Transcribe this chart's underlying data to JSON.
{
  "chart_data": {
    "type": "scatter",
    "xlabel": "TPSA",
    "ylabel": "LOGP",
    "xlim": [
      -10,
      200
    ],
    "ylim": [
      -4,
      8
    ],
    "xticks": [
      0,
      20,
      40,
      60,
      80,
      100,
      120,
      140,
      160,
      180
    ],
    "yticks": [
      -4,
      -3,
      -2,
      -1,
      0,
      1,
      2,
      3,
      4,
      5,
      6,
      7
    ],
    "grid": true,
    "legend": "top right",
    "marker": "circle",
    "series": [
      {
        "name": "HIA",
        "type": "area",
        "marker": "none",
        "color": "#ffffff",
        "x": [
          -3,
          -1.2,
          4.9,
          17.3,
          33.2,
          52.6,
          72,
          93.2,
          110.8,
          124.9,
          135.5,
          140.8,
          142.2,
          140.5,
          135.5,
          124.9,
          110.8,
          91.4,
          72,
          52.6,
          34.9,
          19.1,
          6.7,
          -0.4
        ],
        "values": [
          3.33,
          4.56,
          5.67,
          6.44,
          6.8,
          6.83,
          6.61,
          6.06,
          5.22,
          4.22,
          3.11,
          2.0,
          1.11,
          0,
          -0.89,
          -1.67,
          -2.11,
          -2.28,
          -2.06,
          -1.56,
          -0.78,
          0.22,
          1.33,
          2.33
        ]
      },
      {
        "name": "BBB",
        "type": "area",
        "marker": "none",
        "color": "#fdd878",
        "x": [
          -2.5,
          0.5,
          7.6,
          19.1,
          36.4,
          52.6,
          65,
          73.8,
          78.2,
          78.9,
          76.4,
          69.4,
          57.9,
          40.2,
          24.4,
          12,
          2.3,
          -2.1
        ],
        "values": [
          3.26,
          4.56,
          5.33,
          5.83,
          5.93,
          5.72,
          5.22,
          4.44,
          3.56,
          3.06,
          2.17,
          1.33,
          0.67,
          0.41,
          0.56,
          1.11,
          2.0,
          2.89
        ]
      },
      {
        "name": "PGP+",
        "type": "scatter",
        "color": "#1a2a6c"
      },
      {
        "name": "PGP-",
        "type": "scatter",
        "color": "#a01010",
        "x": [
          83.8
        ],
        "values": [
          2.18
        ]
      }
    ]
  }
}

## Task:
Extract every line containing the string "color" from the data above.

## Response for this exercise:
        "color": "#ffffff",
        "color": "#fdd878",
        "color": "#1a2a6c"
        "color": "#a01010",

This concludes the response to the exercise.